- **Directions for this task**:
Locate every line in the material below that has the word "influence". Copy each of those lines.

_____

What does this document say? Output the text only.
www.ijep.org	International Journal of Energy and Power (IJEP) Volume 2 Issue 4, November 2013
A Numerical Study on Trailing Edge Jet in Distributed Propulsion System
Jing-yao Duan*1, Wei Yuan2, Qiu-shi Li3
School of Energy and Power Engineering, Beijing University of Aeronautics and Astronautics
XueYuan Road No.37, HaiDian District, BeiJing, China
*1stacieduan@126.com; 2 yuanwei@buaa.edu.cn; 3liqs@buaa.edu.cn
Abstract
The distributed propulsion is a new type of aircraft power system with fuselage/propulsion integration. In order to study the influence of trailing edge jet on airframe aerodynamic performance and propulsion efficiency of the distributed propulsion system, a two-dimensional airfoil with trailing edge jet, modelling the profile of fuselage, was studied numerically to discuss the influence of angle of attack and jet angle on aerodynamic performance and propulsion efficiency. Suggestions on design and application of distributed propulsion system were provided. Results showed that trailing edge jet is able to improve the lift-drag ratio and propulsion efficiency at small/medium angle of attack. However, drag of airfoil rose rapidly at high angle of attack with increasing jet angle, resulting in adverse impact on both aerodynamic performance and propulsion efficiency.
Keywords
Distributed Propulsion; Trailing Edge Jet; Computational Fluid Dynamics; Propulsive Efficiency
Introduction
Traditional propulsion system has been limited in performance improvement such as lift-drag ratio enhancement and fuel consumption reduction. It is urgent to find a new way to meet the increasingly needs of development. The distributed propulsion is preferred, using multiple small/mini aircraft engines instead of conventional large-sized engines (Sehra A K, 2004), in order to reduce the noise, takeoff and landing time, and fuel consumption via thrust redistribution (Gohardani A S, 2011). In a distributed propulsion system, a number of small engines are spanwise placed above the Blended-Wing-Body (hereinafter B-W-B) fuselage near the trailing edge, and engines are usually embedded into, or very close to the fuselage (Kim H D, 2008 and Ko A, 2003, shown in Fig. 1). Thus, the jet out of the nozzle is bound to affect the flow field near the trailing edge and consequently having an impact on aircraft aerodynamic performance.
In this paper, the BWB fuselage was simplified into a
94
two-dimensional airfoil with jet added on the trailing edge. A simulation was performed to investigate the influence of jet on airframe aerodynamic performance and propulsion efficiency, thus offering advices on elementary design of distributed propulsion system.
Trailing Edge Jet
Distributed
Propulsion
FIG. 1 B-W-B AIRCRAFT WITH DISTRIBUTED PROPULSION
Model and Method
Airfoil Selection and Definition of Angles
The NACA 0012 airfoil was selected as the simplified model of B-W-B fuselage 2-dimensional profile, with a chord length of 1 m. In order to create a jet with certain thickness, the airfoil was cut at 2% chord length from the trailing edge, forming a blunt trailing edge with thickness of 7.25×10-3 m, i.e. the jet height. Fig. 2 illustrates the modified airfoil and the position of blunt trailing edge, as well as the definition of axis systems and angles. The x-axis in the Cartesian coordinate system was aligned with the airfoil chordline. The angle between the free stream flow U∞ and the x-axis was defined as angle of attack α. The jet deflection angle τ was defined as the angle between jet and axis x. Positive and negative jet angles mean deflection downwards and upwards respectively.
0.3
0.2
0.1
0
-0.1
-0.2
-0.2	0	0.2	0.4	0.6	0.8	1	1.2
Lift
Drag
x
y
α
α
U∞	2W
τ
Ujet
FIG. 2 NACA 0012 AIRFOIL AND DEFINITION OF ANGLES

_____

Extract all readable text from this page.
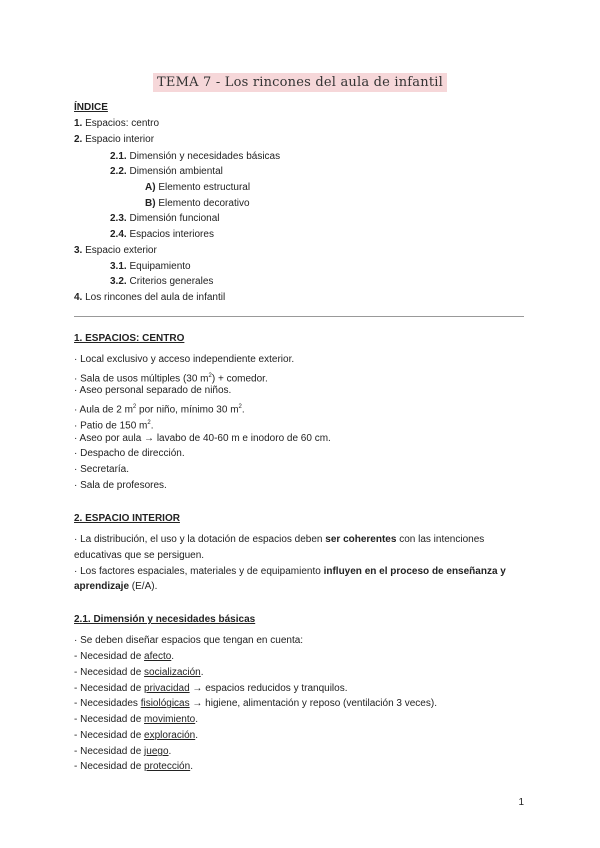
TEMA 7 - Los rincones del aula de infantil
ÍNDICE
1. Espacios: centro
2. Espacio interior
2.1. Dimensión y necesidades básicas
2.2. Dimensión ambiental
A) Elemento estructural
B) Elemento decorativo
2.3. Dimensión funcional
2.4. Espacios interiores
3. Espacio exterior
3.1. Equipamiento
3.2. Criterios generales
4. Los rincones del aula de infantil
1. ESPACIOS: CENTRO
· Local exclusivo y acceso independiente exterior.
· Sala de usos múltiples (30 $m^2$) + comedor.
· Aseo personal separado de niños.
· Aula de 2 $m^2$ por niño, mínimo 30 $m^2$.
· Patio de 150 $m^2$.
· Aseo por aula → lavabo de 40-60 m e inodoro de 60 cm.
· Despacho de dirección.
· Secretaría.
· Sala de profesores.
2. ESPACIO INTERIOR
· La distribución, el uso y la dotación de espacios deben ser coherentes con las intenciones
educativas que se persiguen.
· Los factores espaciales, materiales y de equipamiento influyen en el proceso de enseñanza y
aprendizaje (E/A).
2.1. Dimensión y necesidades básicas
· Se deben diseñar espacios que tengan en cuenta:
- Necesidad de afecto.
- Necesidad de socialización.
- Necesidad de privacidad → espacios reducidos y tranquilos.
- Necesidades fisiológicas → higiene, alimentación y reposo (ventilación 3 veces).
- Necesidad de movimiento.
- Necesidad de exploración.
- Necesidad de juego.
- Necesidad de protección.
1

_____

- **Output of the exercise**:
The distributed propulsion is a new type of aircraft power system with fuselage/propulsion integration. In order to study the influence of trailing edge jet on airframe aerodynamic performance and propulsion efficiency of the distributed propulsion system, a two-dimensional airfoil with trailing edge jet, modelling the profile of fuselage, was studied numerically to discuss the influence of angle of attack and jet angle on aerodynamic performance and propulsion efficiency. Suggestions on design and application of distributed propulsion system were provided. Results showed that trailing edge jet is able to improve the lift-drag ratio and propulsion efficiency at small/medium angle of attack. However, drag of airfoil rose rapidly at high angle of attack with increasing jet angle, resulting in adverse impact on both aerodynamic performance and propulsion efficiency.
two-dimensional airfoil with jet added on the trailing edge. A simulation was performed to investigate the influence of jet on airframe aerodynamic performance and propulsion efficiency, thus offering advices on elementary design of distributed propulsion system.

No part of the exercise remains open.